WRITTEN REQUEST:
In the records below, pick out all lines containing the word "type".
--- START OF GIVEN INFORMATION ---
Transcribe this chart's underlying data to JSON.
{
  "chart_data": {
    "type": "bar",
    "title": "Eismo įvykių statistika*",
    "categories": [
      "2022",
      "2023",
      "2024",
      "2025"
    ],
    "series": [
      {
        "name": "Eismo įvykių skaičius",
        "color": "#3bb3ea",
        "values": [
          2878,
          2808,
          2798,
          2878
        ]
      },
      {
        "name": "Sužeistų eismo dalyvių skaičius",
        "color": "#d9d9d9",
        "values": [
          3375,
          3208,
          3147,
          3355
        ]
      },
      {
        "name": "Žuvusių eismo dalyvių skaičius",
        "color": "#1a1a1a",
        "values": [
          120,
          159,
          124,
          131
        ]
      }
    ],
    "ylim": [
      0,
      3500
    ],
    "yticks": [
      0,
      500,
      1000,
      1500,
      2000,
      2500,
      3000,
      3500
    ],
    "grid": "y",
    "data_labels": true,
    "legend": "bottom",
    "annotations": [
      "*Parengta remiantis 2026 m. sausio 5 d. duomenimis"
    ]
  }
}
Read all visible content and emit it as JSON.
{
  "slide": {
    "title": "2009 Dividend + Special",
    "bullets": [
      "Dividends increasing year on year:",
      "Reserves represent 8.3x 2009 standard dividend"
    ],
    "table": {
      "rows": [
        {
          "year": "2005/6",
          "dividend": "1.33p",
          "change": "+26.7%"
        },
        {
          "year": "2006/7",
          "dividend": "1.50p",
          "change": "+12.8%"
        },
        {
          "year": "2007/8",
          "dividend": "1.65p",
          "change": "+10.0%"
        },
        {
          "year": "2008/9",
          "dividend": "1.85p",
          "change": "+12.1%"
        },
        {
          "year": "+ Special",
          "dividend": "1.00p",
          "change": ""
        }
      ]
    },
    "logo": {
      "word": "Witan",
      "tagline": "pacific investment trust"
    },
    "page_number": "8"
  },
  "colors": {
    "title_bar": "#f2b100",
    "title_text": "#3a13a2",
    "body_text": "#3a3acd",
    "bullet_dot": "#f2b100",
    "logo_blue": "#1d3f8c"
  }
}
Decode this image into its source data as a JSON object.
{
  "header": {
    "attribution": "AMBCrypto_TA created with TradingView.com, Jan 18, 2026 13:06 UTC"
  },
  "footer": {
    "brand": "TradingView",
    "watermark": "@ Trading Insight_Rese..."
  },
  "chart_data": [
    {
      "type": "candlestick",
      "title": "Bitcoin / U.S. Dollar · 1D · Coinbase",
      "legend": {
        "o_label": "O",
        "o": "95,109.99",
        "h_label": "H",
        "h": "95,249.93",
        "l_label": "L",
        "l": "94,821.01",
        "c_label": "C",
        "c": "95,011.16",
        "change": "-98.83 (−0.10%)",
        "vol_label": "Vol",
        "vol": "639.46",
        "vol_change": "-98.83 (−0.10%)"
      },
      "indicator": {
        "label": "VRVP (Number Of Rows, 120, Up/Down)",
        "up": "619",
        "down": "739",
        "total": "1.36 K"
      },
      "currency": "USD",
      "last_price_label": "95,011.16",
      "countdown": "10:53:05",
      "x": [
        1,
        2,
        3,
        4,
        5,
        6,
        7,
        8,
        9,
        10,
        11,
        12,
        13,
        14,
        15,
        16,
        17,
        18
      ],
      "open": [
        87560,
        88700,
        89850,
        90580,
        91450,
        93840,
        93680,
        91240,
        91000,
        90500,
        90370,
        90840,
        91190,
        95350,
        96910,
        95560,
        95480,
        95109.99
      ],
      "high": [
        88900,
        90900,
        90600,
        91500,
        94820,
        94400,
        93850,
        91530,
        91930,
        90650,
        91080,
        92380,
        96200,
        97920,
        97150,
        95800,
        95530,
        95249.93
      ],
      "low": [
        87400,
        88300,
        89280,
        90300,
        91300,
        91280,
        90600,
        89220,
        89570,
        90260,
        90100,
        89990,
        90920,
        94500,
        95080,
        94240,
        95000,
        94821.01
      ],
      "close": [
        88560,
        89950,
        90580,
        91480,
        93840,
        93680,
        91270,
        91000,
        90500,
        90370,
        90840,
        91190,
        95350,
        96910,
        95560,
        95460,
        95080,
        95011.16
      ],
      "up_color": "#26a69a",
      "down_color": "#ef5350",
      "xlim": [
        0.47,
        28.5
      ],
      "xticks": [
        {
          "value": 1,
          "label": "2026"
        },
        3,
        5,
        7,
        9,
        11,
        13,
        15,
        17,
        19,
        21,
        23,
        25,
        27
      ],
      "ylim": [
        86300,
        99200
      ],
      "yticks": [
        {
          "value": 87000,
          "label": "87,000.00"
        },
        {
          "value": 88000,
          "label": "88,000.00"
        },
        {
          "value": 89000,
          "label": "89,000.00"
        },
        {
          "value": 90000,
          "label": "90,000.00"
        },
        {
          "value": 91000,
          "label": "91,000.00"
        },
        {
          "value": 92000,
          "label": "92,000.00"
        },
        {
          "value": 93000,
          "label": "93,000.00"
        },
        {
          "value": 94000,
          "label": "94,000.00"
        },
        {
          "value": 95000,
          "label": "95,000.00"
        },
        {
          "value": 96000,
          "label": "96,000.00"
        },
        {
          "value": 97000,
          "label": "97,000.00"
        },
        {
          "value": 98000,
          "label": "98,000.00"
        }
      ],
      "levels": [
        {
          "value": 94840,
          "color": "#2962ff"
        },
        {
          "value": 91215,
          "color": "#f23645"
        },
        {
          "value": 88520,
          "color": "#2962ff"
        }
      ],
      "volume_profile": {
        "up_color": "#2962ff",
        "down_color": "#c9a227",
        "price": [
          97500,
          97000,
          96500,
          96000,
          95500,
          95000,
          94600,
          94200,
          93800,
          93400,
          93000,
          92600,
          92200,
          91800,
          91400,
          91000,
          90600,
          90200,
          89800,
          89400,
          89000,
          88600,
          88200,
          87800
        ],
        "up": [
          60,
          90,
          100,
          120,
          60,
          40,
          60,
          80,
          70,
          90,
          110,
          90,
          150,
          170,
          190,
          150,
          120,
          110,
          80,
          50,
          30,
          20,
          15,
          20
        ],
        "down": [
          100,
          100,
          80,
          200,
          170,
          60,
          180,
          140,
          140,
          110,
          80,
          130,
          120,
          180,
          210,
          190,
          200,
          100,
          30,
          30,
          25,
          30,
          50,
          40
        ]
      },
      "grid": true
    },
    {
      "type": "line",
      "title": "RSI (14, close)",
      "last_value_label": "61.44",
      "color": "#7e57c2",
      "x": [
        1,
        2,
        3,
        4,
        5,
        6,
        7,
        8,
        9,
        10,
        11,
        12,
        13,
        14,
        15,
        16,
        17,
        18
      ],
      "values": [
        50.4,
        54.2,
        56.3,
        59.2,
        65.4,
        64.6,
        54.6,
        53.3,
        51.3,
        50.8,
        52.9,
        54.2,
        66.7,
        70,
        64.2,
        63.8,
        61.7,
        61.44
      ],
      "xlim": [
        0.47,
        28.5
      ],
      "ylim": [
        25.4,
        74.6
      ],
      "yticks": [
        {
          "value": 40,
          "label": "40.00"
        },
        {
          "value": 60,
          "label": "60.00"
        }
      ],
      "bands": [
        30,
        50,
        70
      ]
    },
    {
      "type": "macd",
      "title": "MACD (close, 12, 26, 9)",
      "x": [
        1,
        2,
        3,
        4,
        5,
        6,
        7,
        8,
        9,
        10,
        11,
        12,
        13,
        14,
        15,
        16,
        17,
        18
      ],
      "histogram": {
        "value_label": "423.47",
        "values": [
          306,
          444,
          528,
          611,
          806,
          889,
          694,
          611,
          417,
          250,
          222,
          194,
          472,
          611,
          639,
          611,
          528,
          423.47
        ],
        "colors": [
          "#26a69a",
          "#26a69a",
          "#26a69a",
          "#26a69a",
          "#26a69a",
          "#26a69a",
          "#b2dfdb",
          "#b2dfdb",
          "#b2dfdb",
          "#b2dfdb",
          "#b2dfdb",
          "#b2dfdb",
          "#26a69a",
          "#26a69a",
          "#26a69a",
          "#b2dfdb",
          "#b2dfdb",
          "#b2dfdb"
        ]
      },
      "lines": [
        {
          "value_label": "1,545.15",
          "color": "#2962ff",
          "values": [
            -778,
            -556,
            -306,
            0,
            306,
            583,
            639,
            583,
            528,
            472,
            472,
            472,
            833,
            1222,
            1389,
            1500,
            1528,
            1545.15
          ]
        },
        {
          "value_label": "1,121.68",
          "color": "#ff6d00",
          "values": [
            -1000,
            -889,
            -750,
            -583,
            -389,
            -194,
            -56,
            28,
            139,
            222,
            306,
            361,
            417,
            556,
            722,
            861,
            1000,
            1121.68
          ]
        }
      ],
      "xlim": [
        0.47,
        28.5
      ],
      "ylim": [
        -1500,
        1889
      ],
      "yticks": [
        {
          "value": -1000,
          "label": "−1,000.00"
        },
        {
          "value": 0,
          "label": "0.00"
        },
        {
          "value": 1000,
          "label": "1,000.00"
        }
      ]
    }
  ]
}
--- END OF GIVEN INFORMATION ---
SOLUTION BELOW:
    "type": "bar",
      "type": "candlestick",
      "type": "line",
      "type": "macd",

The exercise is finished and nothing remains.